> _PROVIDED DATA_
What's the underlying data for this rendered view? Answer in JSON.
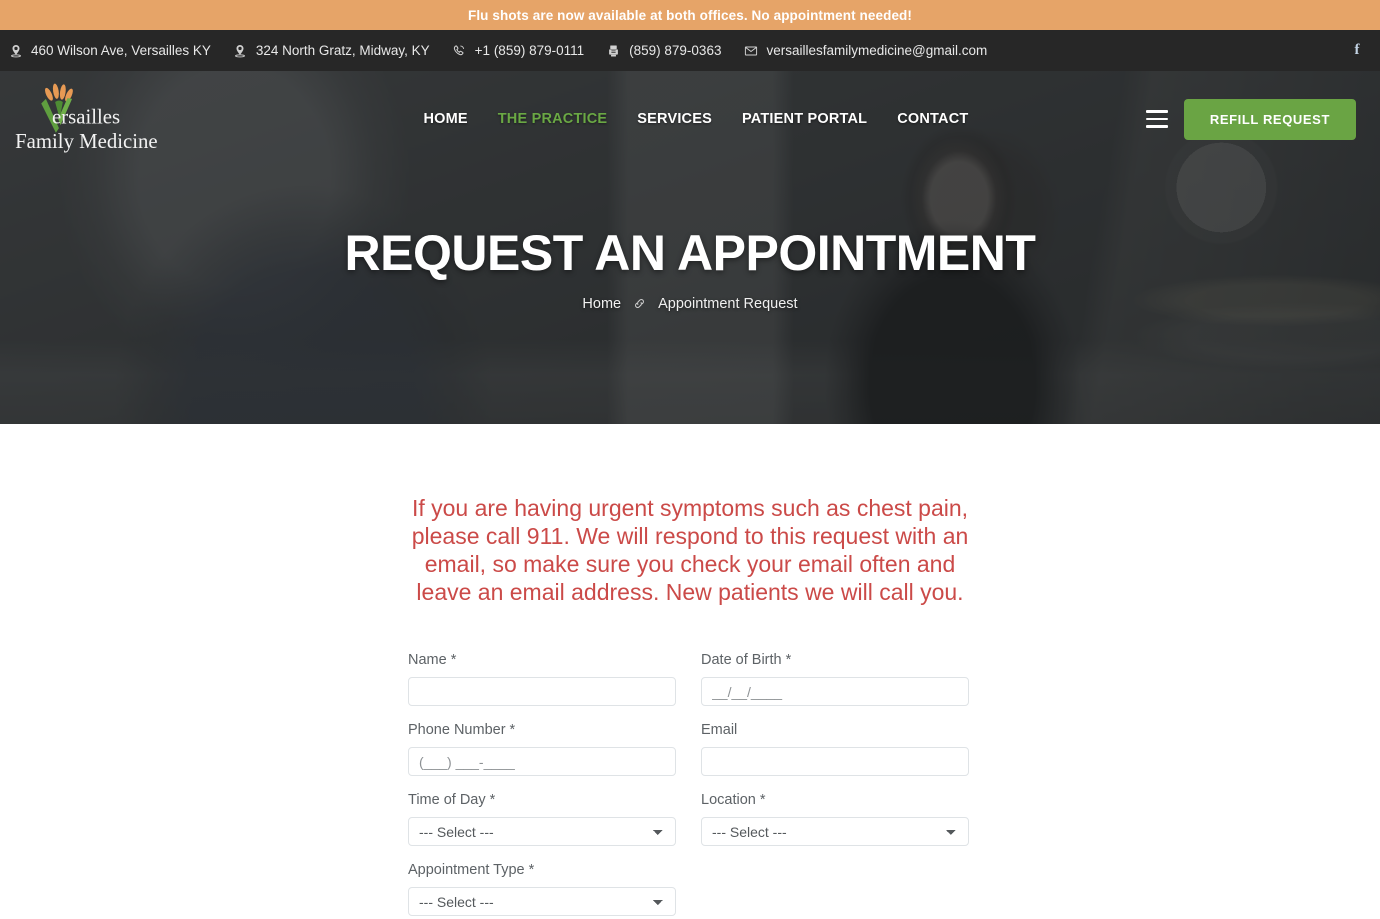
{
  "promo": {
    "text": "Flu shots are now available at both offices. No appointment needed!",
    "bg_color": "#e6a468"
  },
  "topbar": {
    "bg_color": "#272727",
    "contacts": [
      {
        "icon": "map-marker-icon",
        "label": "460 Wilson Ave, Versailles KY"
      },
      {
        "icon": "map-marker-icon",
        "label": "324 North Gratz, Midway, KY"
      },
      {
        "icon": "phone-icon",
        "label": "+1 (859) 879-0111"
      },
      {
        "icon": "fax-icon",
        "label": "(859) 879-0363"
      },
      {
        "icon": "envelope-icon",
        "label": "versaillesfamilymedicine@gmail.com"
      }
    ],
    "social": [
      {
        "icon": "facebook-icon",
        "label": "f"
      }
    ]
  },
  "header": {
    "logo": {
      "line1": "Versailles",
      "line2": "Family Medicine",
      "leaf_color": "#5f9e3f",
      "petal_color": "#e79a54"
    },
    "nav": [
      {
        "label": "HOME",
        "active": false
      },
      {
        "label": "THE PRACTICE",
        "active": true
      },
      {
        "label": "SERVICES",
        "active": false
      },
      {
        "label": "PATIENT PORTAL",
        "active": false
      },
      {
        "label": "CONTACT",
        "active": false
      }
    ],
    "menu_icon": "hamburger-icon",
    "refill_button": {
      "label": "REFILL REQUEST",
      "color": "#6aa444"
    },
    "active_color": "#6aa844"
  },
  "hero": {
    "title": "REQUEST AN APPOINTMENT",
    "breadcrumb": {
      "home": "Home",
      "separator_icon": "link-chain-icon",
      "current": "Appointment Request"
    }
  },
  "main": {
    "alert": {
      "text": "If you are having urgent symptoms such as chest pain, please call 911. We will respond to this request with an email, so make sure you check your email often and leave an email address. New patients we will call you.",
      "color": "#cb4a48"
    },
    "form": {
      "fields": {
        "name": {
          "label": "Name *",
          "value": "",
          "placeholder": ""
        },
        "dob": {
          "label": "Date of Birth *",
          "value": "",
          "placeholder": "__/__/____"
        },
        "phone": {
          "label": "Phone Number *",
          "value": "",
          "placeholder": "(___) ___-____"
        },
        "email": {
          "label": "Email",
          "value": "",
          "placeholder": ""
        },
        "time_of_day": {
          "label": "Time of Day *",
          "selected": "--- Select ---"
        },
        "location": {
          "label": "Location *",
          "selected": "--- Select ---"
        },
        "appointment_type": {
          "label": "Appointment Type *",
          "selected": "--- Select ---"
        }
      }
    }
  }
}
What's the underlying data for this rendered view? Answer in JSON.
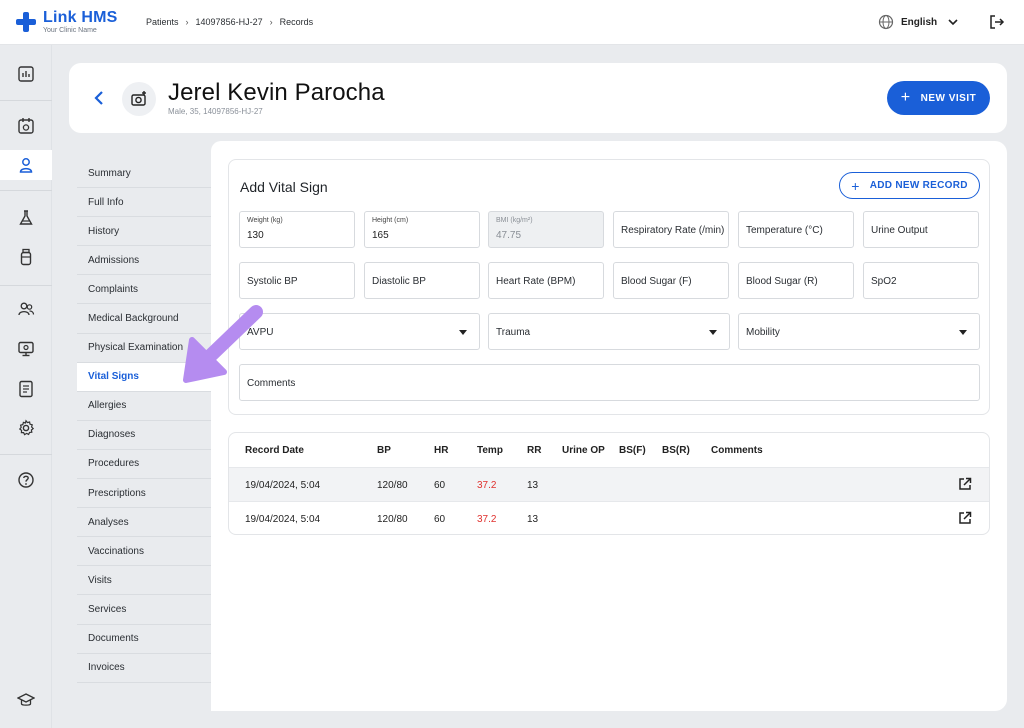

> _TASK_
Set down the entries shown above once more, exactly as they read, but without pictures.

> _WRITTEN SOLUTION_
What's the underlying data for this rendered view? Answer in JSON.
{
  "promo": {
    "text": "Flu shots are now available at both offices. No appointment needed!",
    "bg_color": "#e6a468"
  },
  "topbar": {
    "bg_color": "#272727",
    "contacts": [
      {
        "icon": "map-marker-icon",
        "label": "460 Wilson Ave, Versailles KY"
      },
      {
        "icon": "map-marker-icon",
        "label": "324 North Gratz, Midway, KY"
      },
      {
        "icon": "phone-icon",
        "label": "+1 (859) 879-0111"
      },
      {
        "icon": "fax-icon",
        "label": "(859) 879-0363"
      },
      {
        "icon": "envelope-icon",
        "label": "versaillesfamilymedicine@gmail.com"
      }
    ],
    "social": [
      {
        "icon": "facebook-icon",
        "label": "f"
      }
    ]
  },
  "header": {
    "logo": {
      "line1": "Versailles",
      "line2": "Family Medicine",
      "leaf_color": "#5f9e3f",
      "petal_color": "#e79a54"
    },
    "nav": [
      {
        "label": "HOME",
        "active": false
      },
      {
        "label": "THE PRACTICE",
        "active": true
      },
      {
        "label": "SERVICES",
        "active": false
      },
      {
        "label": "PATIENT PORTAL",
        "active": false
      },
      {
        "label": "CONTACT",
        "active": false
      }
    ],
    "menu_icon": "hamburger-icon",
    "refill_button": {
      "label": "REFILL REQUEST",
      "color": "#6aa444"
    },
    "active_color": "#6aa844"
  },
  "hero": {
    "title": "REQUEST AN APPOINTMENT",
    "breadcrumb": {
      "home": "Home",
      "separator_icon": "link-chain-icon",
      "current": "Appointment Request"
    }
  },
  "main": {
    "alert": {
      "text": "If you are having urgent symptoms such as chest pain, please call 911. We will respond to this request with an email, so make sure you check your email often and leave an email address. New patients we will call you.",
      "color": "#cb4a48"
    },
    "form": {
      "fields": {
        "name": {
          "label": "Name *",
          "value": "",
          "placeholder": ""
        },
        "dob": {
          "label": "Date of Birth *",
          "value": "",
          "placeholder": "__/__/____"
        },
        "phone": {
          "label": "Phone Number *",
          "value": "",
          "placeholder": "(___) ___-____"
        },
        "email": {
          "label": "Email",
          "value": "",
          "placeholder": ""
        },
        "time_of_day": {
          "label": "Time of Day *",
          "selected": "--- Select ---"
        },
        "location": {
          "label": "Location *",
          "selected": "--- Select ---"
        },
        "appointment_type": {
          "label": "Appointment Type *",
          "selected": "--- Select ---"
        }
      }
    }
  }
}
What's the underlying data for this rendered view? Answer in JSON.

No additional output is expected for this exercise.